WORK INSTRUCTIONS = Retype each entry below exactly as it stands.
===
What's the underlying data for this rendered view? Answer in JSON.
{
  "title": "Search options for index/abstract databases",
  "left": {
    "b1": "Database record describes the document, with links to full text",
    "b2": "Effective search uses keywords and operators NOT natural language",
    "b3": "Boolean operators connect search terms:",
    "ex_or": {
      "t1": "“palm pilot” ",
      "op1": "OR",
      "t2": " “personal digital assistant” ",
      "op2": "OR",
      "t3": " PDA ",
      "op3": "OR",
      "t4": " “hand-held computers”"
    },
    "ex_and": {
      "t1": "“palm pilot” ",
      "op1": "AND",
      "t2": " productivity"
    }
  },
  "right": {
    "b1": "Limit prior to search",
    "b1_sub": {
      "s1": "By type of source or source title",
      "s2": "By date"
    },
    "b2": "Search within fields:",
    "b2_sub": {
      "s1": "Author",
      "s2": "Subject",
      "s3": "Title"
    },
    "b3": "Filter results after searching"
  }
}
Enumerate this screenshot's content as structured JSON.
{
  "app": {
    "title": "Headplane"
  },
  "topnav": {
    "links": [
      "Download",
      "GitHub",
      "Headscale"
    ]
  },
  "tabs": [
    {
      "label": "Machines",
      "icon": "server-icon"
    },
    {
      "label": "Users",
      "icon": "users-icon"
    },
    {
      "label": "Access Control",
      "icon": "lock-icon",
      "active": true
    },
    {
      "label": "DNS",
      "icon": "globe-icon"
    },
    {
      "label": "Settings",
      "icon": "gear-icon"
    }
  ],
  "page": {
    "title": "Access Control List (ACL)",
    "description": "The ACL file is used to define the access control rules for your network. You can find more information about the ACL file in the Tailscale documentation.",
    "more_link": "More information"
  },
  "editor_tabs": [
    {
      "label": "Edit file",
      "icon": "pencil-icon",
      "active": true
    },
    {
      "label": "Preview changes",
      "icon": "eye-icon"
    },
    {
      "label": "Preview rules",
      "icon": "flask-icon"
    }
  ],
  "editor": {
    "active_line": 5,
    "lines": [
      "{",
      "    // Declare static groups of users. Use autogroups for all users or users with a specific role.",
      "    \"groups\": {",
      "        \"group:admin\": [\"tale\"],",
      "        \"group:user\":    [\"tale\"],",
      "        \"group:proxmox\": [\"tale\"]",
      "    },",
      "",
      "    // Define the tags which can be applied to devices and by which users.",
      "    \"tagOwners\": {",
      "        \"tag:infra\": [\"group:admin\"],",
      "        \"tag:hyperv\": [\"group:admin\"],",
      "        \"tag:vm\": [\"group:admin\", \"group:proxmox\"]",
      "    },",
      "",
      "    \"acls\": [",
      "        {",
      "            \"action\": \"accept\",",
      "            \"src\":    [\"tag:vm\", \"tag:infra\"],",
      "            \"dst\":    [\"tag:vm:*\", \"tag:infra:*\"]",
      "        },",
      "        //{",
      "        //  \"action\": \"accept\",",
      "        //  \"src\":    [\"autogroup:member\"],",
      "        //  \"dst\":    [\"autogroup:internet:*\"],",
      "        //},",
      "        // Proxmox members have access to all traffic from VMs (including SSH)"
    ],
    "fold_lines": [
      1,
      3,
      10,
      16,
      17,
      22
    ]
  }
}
===
ANSWER =
What's the underlying data for this rendered view? Answer in JSON.
{
  "title": "Search options for index/abstract databases",
  "left": {
    "b1": "Database record describes the document, with links to full text",
    "b2": "Effective search uses keywords and operators NOT natural language",
    "b3": "Boolean operators connect search terms:",
    "ex_or": {
      "t1": "“palm pilot” ",
      "op1": "OR",
      "t2": " “personal digital assistant” ",
      "op2": "OR",
      "t3": " PDA ",
      "op3": "OR",
      "t4": " “hand-held computers”"
    },
    "ex_and": {
      "t1": "“palm pilot” ",
      "op1": "AND",
      "t2": " productivity"
    }
  },
  "right": {
    "b1": "Limit prior to search",
    "b1_sub": {
      "s1": "By type of source or source title",
      "s2": "By date"
    },
    "b2": "Search within fields:",
    "b2_sub": {
      "s1": "Author",
      "s2": "Subject",
      "s3": "Title"
    },
    "b3": "Filter results after searching"
  }
}
Enumerate this screenshot's content as structured JSON.
{
  "app": {
    "title": "Headplane"
  },
  "topnav": {
    "links": [
      "Download",
      "GitHub",
      "Headscale"
    ]
  },
  "tabs": [
    {
      "label": "Machines",
      "icon": "server-icon"
    },
    {
      "label": "Users",
      "icon": "users-icon"
    },
    {
      "label": "Access Control",
      "icon": "lock-icon",
      "active": true
    },
    {
      "label": "DNS",
      "icon": "globe-icon"
    },
    {
      "label": "Settings",
      "icon": "gear-icon"
    }
  ],
  "page": {
    "title": "Access Control List (ACL)",
    "description": "The ACL file is used to define the access control rules for your network. You can find more information about the ACL file in the Tailscale documentation.",
    "more_link": "More information"
  },
  "editor_tabs": [
    {
      "label": "Edit file",
      "icon": "pencil-icon",
      "active": true
    },
    {
      "label": "Preview changes",
      "icon": "eye-icon"
    },
    {
      "label": "Preview rules",
      "icon": "flask-icon"
    }
  ],
  "editor": {
    "active_line": 5,
    "lines": [
      "{",
      "    // Declare static groups of users. Use autogroups for all users or users with a specific role.",
      "    \"groups\": {",
      "        \"group:admin\": [\"tale\"],",
      "        \"group:user\":    [\"tale\"],",
      "        \"group:proxmox\": [\"tale\"]",
      "    },",
      "",
      "    // Define the tags which can be applied to devices and by which users.",
      "    \"tagOwners\": {",
      "        \"tag:infra\": [\"group:admin\"],",
      "        \"tag:hyperv\": [\"group:admin\"],",
      "        \"tag:vm\": [\"group:admin\", \"group:proxmox\"]",
      "    },",
      "",
      "    \"acls\": [",
      "        {",
      "            \"action\": \"accept\",",
      "            \"src\":    [\"tag:vm\", \"tag:infra\"],",
      "            \"dst\":    [\"tag:vm:*\", \"tag:infra:*\"]",
      "        },",
      "        //{",
      "        //  \"action\": \"accept\",",
      "        //  \"src\":    [\"autogroup:member\"],",
      "        //  \"dst\":    [\"autogroup:internet:*\"],",
      "        //},",
      "        // Proxmox members have access to all traffic from VMs (including SSH)"
    ],
    "fold_lines": [
      1,
      3,
      10,
      16,
      17,
      22
    ]
  }
}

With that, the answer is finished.